→ Objective: Check each line for the word "this" and give how many have it. Say nothing else.

--- BEGIN Input rows ---

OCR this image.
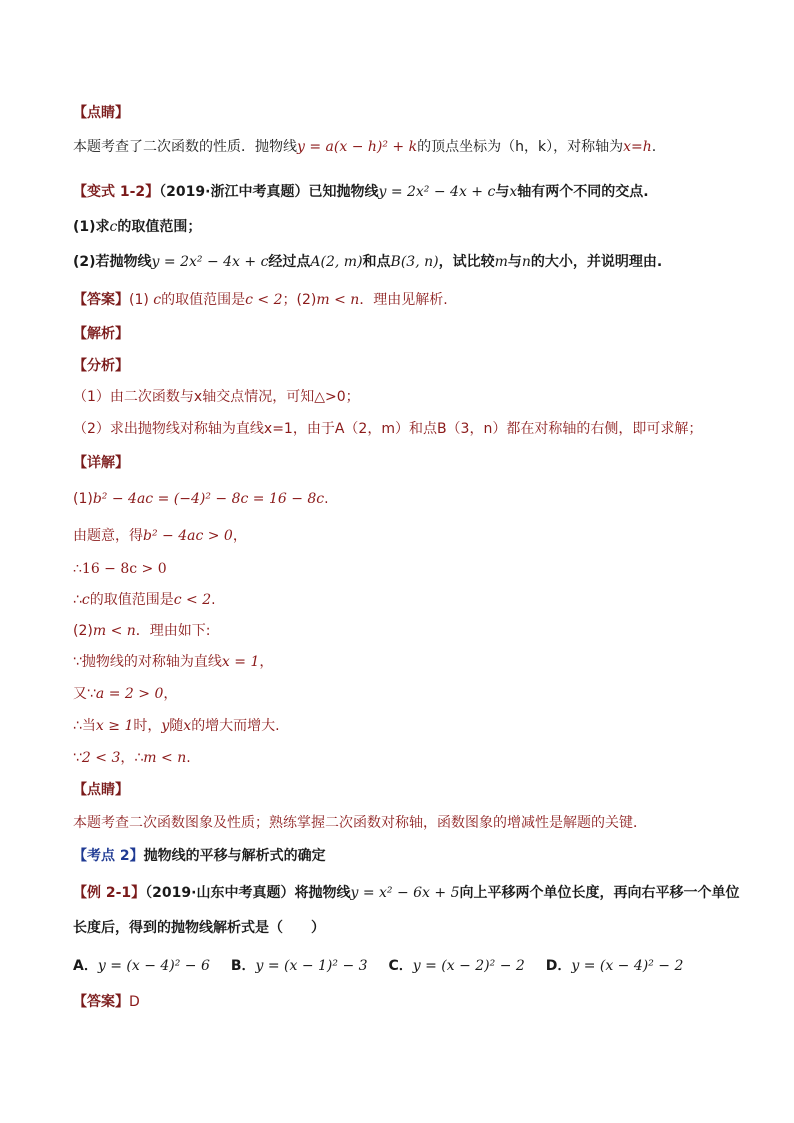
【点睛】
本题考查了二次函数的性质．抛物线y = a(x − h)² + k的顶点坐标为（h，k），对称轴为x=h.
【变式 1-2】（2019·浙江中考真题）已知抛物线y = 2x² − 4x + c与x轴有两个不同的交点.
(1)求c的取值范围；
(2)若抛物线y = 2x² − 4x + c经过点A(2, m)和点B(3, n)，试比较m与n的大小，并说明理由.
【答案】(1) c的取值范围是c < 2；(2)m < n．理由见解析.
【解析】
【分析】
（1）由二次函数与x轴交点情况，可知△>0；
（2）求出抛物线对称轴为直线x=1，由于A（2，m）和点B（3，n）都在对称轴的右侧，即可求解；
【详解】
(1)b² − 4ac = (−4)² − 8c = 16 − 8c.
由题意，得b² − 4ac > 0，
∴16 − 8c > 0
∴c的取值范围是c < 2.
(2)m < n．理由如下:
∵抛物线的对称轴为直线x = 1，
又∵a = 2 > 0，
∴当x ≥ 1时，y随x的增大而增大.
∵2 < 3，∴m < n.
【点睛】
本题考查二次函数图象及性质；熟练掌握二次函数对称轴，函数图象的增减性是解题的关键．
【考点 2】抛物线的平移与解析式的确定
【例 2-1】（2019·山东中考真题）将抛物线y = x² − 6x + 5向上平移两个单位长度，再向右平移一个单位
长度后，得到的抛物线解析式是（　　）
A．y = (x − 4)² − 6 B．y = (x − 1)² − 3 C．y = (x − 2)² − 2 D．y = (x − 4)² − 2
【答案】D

--- END Input rows ---
--- BEGIN Input rows ---

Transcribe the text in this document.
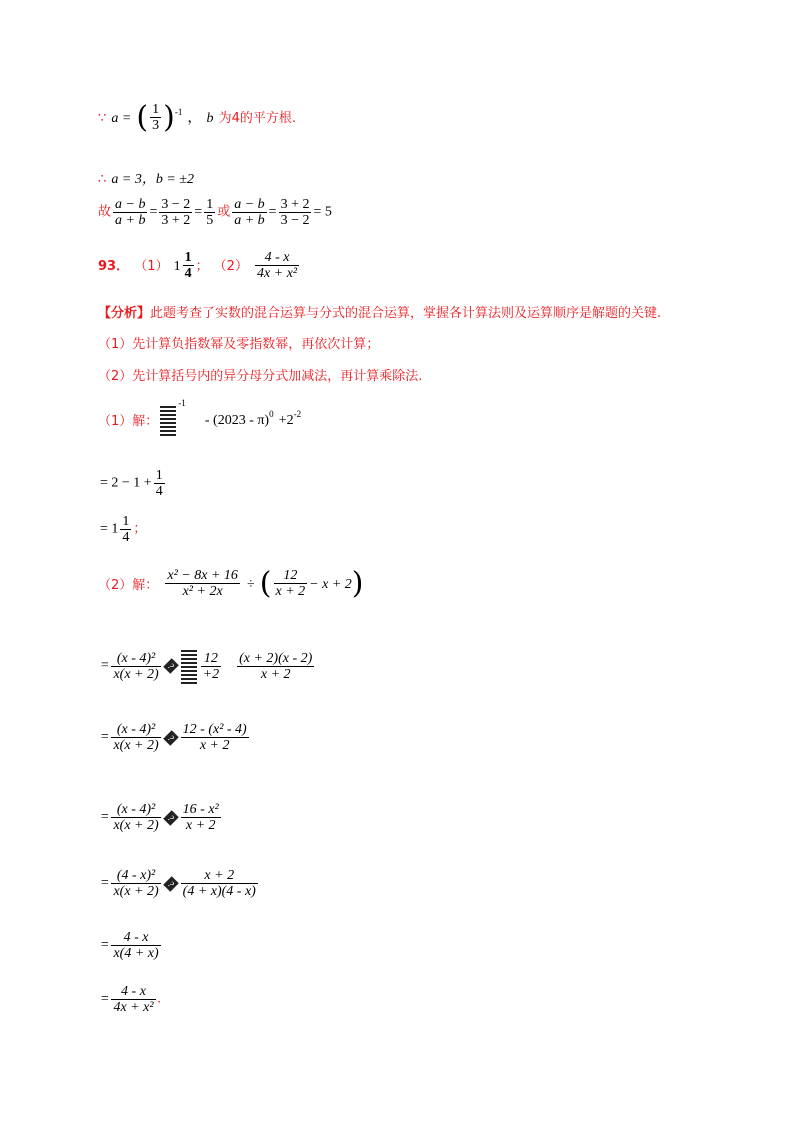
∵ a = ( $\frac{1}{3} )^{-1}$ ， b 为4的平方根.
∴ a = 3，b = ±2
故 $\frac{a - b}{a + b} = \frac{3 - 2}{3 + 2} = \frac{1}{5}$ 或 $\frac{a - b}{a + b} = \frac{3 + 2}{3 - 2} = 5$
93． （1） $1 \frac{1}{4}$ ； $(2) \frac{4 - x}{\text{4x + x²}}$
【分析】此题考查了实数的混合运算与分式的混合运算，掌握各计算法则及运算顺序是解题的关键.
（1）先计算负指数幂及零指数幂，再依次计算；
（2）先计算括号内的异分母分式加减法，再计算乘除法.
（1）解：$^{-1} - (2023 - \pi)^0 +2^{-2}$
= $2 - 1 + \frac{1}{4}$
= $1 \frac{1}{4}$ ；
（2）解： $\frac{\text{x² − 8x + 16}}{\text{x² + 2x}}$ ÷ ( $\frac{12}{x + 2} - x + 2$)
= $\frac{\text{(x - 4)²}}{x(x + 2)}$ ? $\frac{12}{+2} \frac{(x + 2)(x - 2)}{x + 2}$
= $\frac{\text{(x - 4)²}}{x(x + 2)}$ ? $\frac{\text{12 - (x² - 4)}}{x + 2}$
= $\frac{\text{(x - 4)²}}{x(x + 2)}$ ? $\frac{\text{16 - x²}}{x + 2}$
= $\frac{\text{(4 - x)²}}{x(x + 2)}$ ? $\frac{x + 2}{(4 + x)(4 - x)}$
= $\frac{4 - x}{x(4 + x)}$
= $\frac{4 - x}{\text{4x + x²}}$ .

--- END Input rows ---

→ Expected output: 2